TASK PROMPT
Copy out the listing that follows exactly, dropping every picture.

Collected data entries
● ● ● ●

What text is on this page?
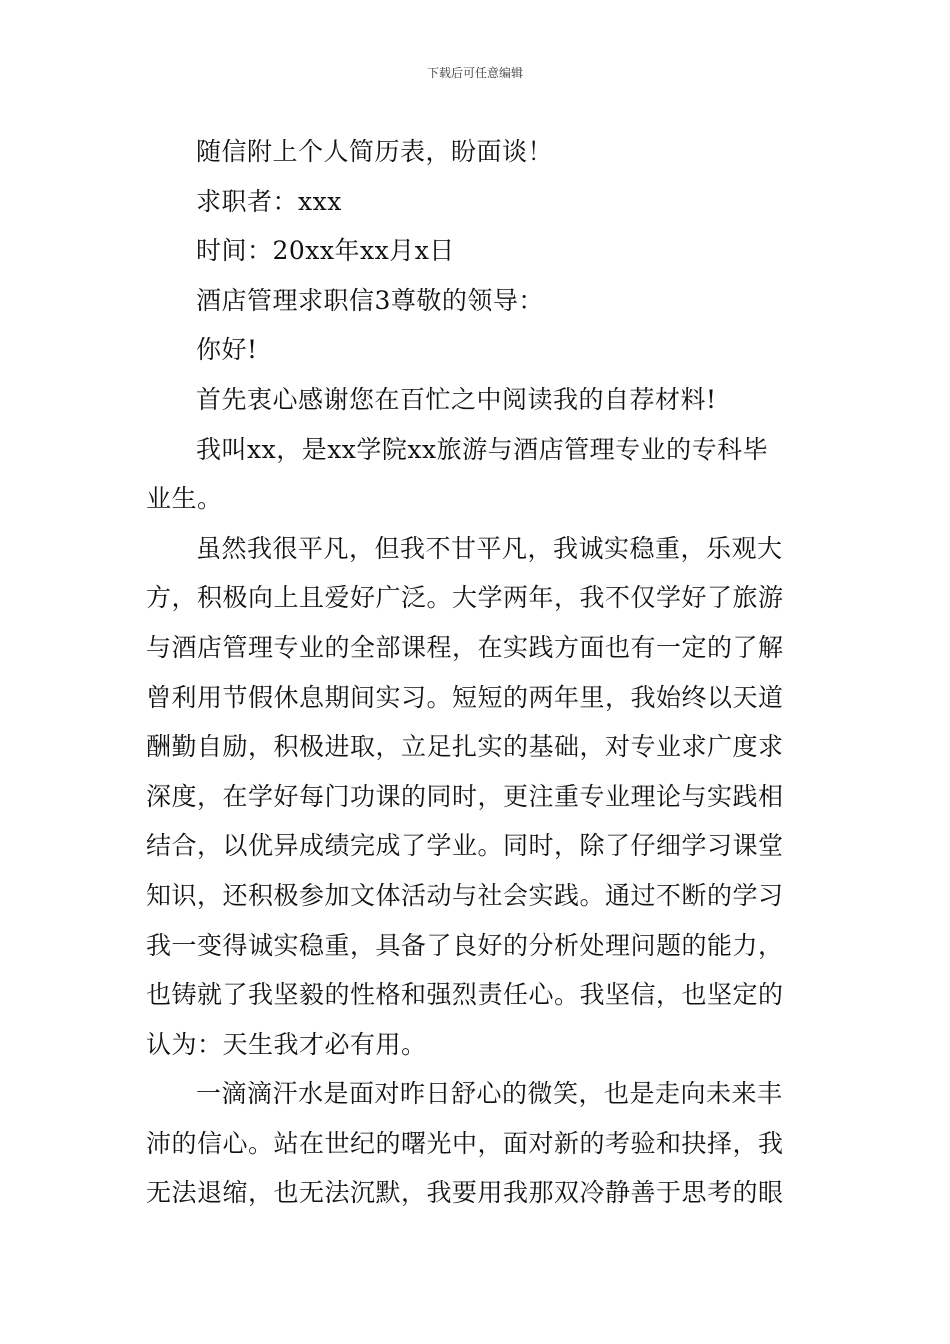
下载后可任意编辑
随信附上个人简历表，盼面谈！
求职者：xxx
时间：20xx年xx月x日
酒店管理求职信3尊敬的领导：
你好!
首先衷心感谢您在百忙之中阅读我的自荐材料!
我叫xx，是xx学院xx旅游与酒店管理专业的专科毕
业生。
虽然我很平凡，但我不甘平凡，我诚实稳重，乐观大
方，积极向上且爱好广泛。大学两年，我不仅学好了旅游
与酒店管理专业的全部课程，在实践方面也有一定的了解
曾利用节假休息期间实习。短短的两年里，我始终以天道
酬勤自励，积极进取，立足扎实的基础，对专业求广度求
深度，在学好每门功课的同时，更注重专业理论与实践相
结合，以优异成绩完成了学业。同时，除了仔细学习课堂
知识，还积极参加文体活动与社会实践。通过不断的学习
我一变得诚实稳重，具备了良好的分析处理问题的能力，
也铸就了我坚毅的性格和强烈责任心。我坚信，也坚定的
认为：天生我才必有用。
一滴滴汗水是面对昨日舒心的微笑，也是走向未来丰
沛的信心。站在世纪的曙光中，面对新的考验和抉择，我
无法退缩，也无法沉默，我要用我那双冷静善于思考的眼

● ● ● ●

RESULT OF THIS EXERCISE
What text is on this page?
下载后可任意编辑
随信附上个人简历表，盼面谈！
求职者：xxx
时间：20xx年xx月x日
酒店管理求职信3尊敬的领导：
你好!
首先衷心感谢您在百忙之中阅读我的自荐材料!
我叫xx，是xx学院xx旅游与酒店管理专业的专科毕
业生。
虽然我很平凡，但我不甘平凡，我诚实稳重，乐观大
方，积极向上且爱好广泛。大学两年，我不仅学好了旅游
与酒店管理专业的全部课程，在实践方面也有一定的了解
曾利用节假休息期间实习。短短的两年里，我始终以天道
酬勤自励，积极进取，立足扎实的基础，对专业求广度求
深度，在学好每门功课的同时，更注重专业理论与实践相
结合，以优异成绩完成了学业。同时，除了仔细学习课堂
知识，还积极参加文体活动与社会实践。通过不断的学习
我一变得诚实稳重，具备了良好的分析处理问题的能力，
也铸就了我坚毅的性格和强烈责任心。我坚信，也坚定的
认为：天生我才必有用。
一滴滴汗水是面对昨日舒心的微笑，也是走向未来丰
沛的信心。站在世纪的曙光中，面对新的考验和抉择，我
无法退缩，也无法沉默，我要用我那双冷静善于思考的眼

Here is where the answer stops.